- Source material -
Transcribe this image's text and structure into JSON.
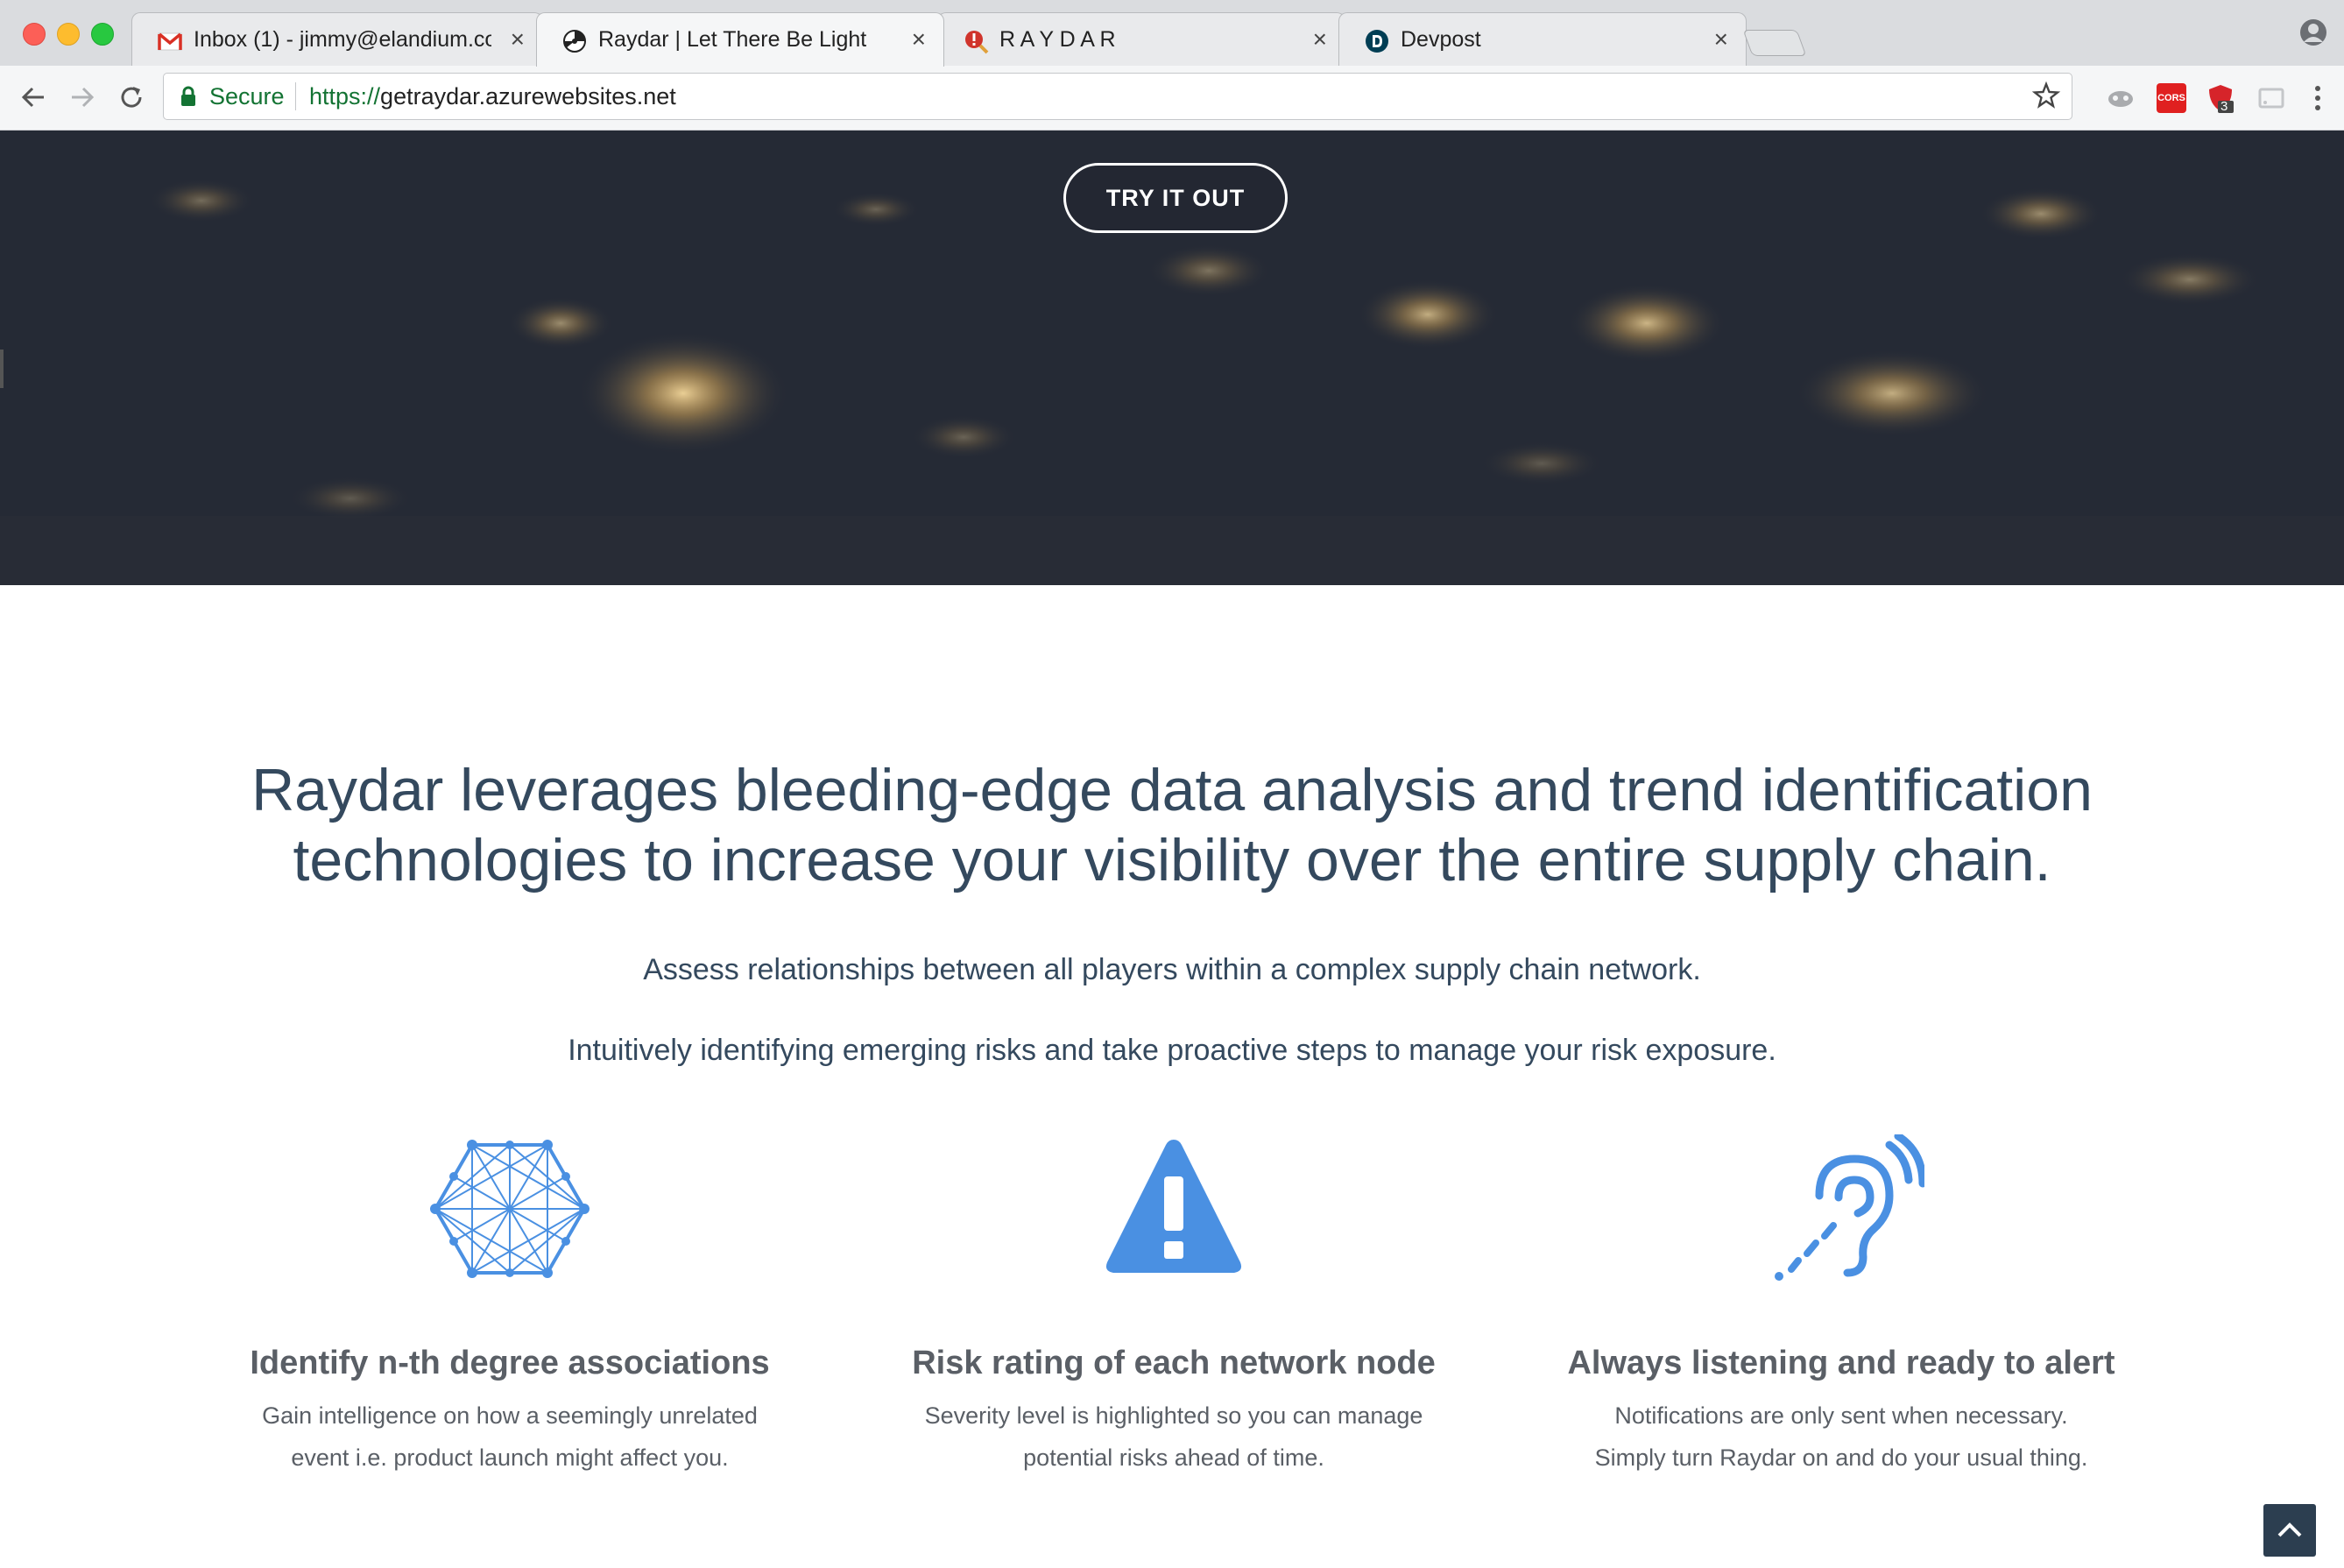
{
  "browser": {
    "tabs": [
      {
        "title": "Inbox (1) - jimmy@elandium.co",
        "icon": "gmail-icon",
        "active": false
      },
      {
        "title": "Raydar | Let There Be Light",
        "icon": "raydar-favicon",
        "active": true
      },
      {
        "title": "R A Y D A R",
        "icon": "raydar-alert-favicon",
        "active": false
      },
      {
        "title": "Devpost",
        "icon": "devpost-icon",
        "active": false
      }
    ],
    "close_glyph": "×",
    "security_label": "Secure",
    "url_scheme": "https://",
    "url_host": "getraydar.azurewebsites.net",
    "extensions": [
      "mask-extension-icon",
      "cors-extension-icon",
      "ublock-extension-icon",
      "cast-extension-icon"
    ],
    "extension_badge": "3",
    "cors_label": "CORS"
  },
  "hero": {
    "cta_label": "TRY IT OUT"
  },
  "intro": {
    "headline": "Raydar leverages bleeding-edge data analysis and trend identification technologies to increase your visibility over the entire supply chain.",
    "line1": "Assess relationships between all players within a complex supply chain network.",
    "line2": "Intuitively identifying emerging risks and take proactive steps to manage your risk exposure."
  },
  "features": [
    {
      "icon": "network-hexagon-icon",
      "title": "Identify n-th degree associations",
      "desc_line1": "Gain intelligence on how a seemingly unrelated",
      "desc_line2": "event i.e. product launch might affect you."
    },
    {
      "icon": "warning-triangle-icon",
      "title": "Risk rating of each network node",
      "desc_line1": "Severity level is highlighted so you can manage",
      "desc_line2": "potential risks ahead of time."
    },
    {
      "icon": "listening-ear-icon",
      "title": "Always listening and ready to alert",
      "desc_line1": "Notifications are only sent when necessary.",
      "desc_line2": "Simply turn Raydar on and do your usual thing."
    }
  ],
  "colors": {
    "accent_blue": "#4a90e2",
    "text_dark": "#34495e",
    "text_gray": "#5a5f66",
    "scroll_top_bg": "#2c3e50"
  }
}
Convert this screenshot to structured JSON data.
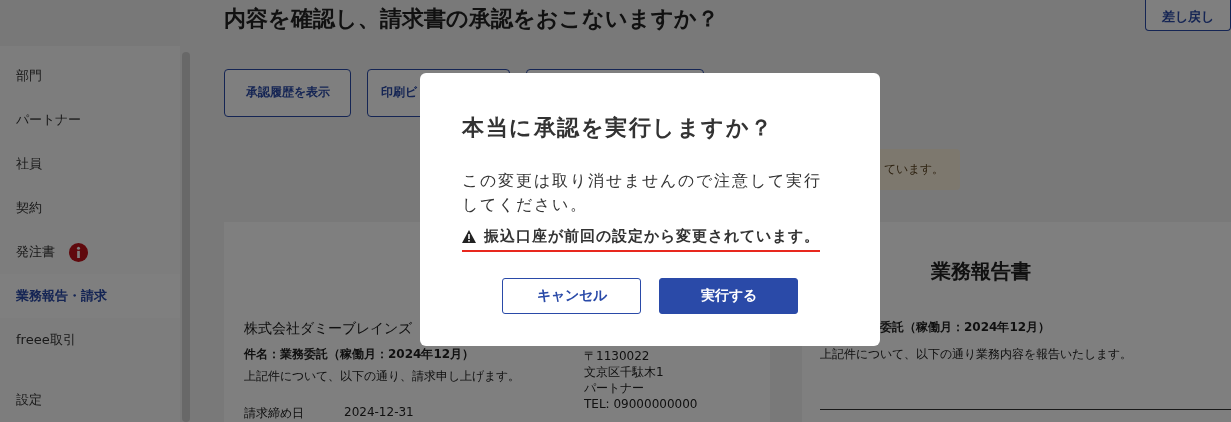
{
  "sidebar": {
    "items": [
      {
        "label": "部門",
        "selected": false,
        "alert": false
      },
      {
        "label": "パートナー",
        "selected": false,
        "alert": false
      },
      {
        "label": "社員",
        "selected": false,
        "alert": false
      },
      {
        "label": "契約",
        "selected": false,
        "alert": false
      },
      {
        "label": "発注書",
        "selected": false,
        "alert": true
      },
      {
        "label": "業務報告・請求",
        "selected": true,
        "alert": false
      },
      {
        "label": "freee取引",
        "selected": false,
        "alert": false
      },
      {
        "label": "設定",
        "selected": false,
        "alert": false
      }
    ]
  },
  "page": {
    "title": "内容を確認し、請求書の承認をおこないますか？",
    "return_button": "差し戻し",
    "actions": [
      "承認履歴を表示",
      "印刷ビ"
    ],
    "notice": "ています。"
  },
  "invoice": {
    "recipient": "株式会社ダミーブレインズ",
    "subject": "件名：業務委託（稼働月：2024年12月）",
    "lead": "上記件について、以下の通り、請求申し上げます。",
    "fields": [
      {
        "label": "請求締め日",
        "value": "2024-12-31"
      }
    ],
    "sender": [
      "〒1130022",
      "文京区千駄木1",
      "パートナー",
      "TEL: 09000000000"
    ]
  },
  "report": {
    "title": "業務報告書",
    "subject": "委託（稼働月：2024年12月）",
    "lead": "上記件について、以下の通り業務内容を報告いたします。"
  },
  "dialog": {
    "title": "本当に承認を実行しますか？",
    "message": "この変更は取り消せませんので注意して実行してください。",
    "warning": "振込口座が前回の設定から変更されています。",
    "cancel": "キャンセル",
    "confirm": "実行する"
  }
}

- Requirements -
Filter the records above for lines containing the word "lead", and copy those lines.

- Completed task -
    "lead": "上記件について、以下の通り、請求申し上げます。",
    "lead": "上記件について、以下の通り業務内容を報告いたします。"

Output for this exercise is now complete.